● **What you should do**:
Drop every picture and give the entries back exactly.

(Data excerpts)
* BEGIN *

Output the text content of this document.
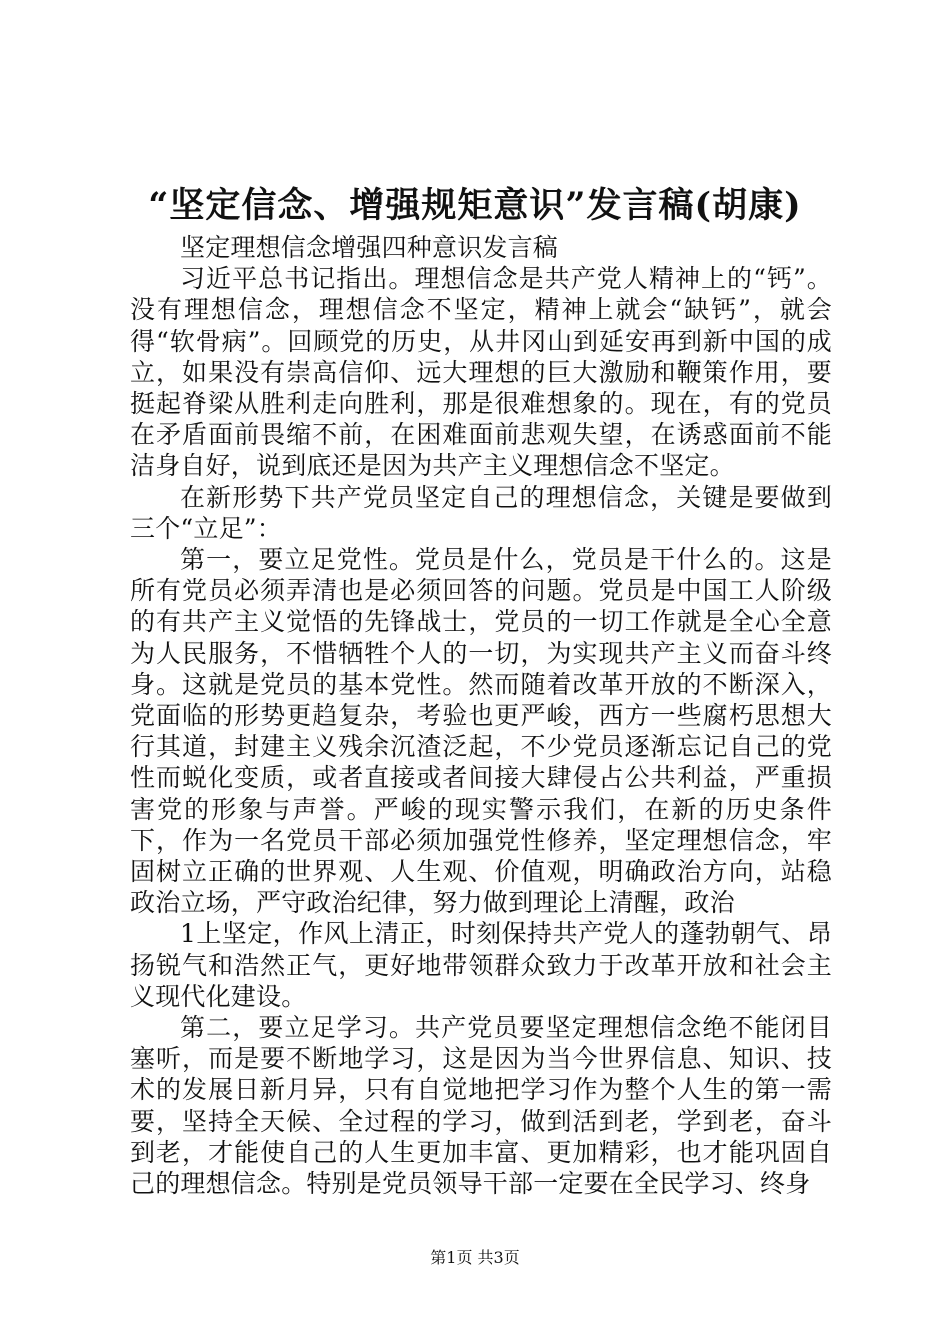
“坚定信念、增强规矩意识”发言稿(胡康)

坚定理想信念增强四种意识发言稿

习近平总书记指出。理想信念是共产党人精神上的“钙”。没有理想信念，理想信念不坚定，精神上就会“缺钙”，就会得“软骨病”。回顾党的历史，从井冈山到延安再到新中国的成立，如果没有崇高信仰、远大理想的巨大激励和鞭策作用，要挺起脊梁从胜利走向胜利，那是很难想象的。现在，有的党员在矛盾面前畏缩不前，在困难面前悲观失望，在诱惑面前不能洁身自好，说到底还是因为共产主义理想信念不坚定。

在新形势下共产党员坚定自己的理想信念，关键是要做到三个“立足”：

第一，要立足党性。党员是什么，党员是干什么的。这是所有党员必须弄清也是必须回答的问题。党员是中国工人阶级的有共产主义觉悟的先锋战士，党员的一切工作就是全心全意为人民服务，不惜牺牲个人的一切，为实现共产主义而奋斗终身。这就是党员的基本党性。然而随着改革开放的不断深入，党面临的形势更趋复杂，考验也更严峻，西方一些腐朽思想大行其道，封建主义残余沉渣泛起，不少党员逐渐忘记自己的党性而蜕化变质，或者直接或者间接大肆侵占公共利益，严重损害党的形象与声誉。严峻的现实警示我们，在新的历史条件下，作为一名党员干部必须加强党性修养，坚定理想信念，牢固树立正确的世界观、人生观、价值观，明确政治方向，站稳政治立场，严守政治纪律，努力做到理论上清醒，政治

1上坚定，作风上清正，时刻保持共产党人的蓬勃朝气、昂扬锐气和浩然正气，更好地带领群众致力于改革开放和社会主义现代化建设。

第二，要立足学习。共产党员要坚定理想信念绝不能闭目塞听，而是要不断地学习，这是因为当今世界信息、知识、技术的发展日新月异，只有自觉地把学习作为整个人生的第一需要，坚持全天候、全过程的学习，做到活到老，学到老，奋斗到老，才能使自己的人生更加丰富、更加精彩，也才能巩固自己的理想信念。特别是党员领导干部一定要在全民学习、终身

第1页 共3页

* END *

● **Written answer**:
Output the text content of this document.
“坚定信念、增强规矩意识”发言稿(胡康)

坚定理想信念增强四种意识发言稿

习近平总书记指出。理想信念是共产党人精神上的“钙”。没有理想信念，理想信念不坚定，精神上就会“缺钙”，就会得“软骨病”。回顾党的历史，从井冈山到延安再到新中国的成立，如果没有崇高信仰、远大理想的巨大激励和鞭策作用，要挺起脊梁从胜利走向胜利，那是很难想象的。现在，有的党员在矛盾面前畏缩不前，在困难面前悲观失望，在诱惑面前不能洁身自好，说到底还是因为共产主义理想信念不坚定。

在新形势下共产党员坚定自己的理想信念，关键是要做到三个“立足”：

第一，要立足党性。党员是什么，党员是干什么的。这是所有党员必须弄清也是必须回答的问题。党员是中国工人阶级的有共产主义觉悟的先锋战士，党员的一切工作就是全心全意为人民服务，不惜牺牲个人的一切，为实现共产主义而奋斗终身。这就是党员的基本党性。然而随着改革开放的不断深入，党面临的形势更趋复杂，考验也更严峻，西方一些腐朽思想大行其道，封建主义残余沉渣泛起，不少党员逐渐忘记自己的党性而蜕化变质，或者直接或者间接大肆侵占公共利益，严重损害党的形象与声誉。严峻的现实警示我们，在新的历史条件下，作为一名党员干部必须加强党性修养，坚定理想信念，牢固树立正确的世界观、人生观、价值观，明确政治方向，站稳政治立场，严守政治纪律，努力做到理论上清醒，政治

1上坚定，作风上清正，时刻保持共产党人的蓬勃朝气、昂扬锐气和浩然正气，更好地带领群众致力于改革开放和社会主义现代化建设。

第二，要立足学习。共产党员要坚定理想信念绝不能闭目塞听，而是要不断地学习，这是因为当今世界信息、知识、技术的发展日新月异，只有自觉地把学习作为整个人生的第一需要，坚持全天候、全过程的学习，做到活到老，学到老，奋斗到老，才能使自己的人生更加丰富、更加精彩，也才能巩固自己的理想信念。特别是党员领导干部一定要在全民学习、终身

第1页 共3页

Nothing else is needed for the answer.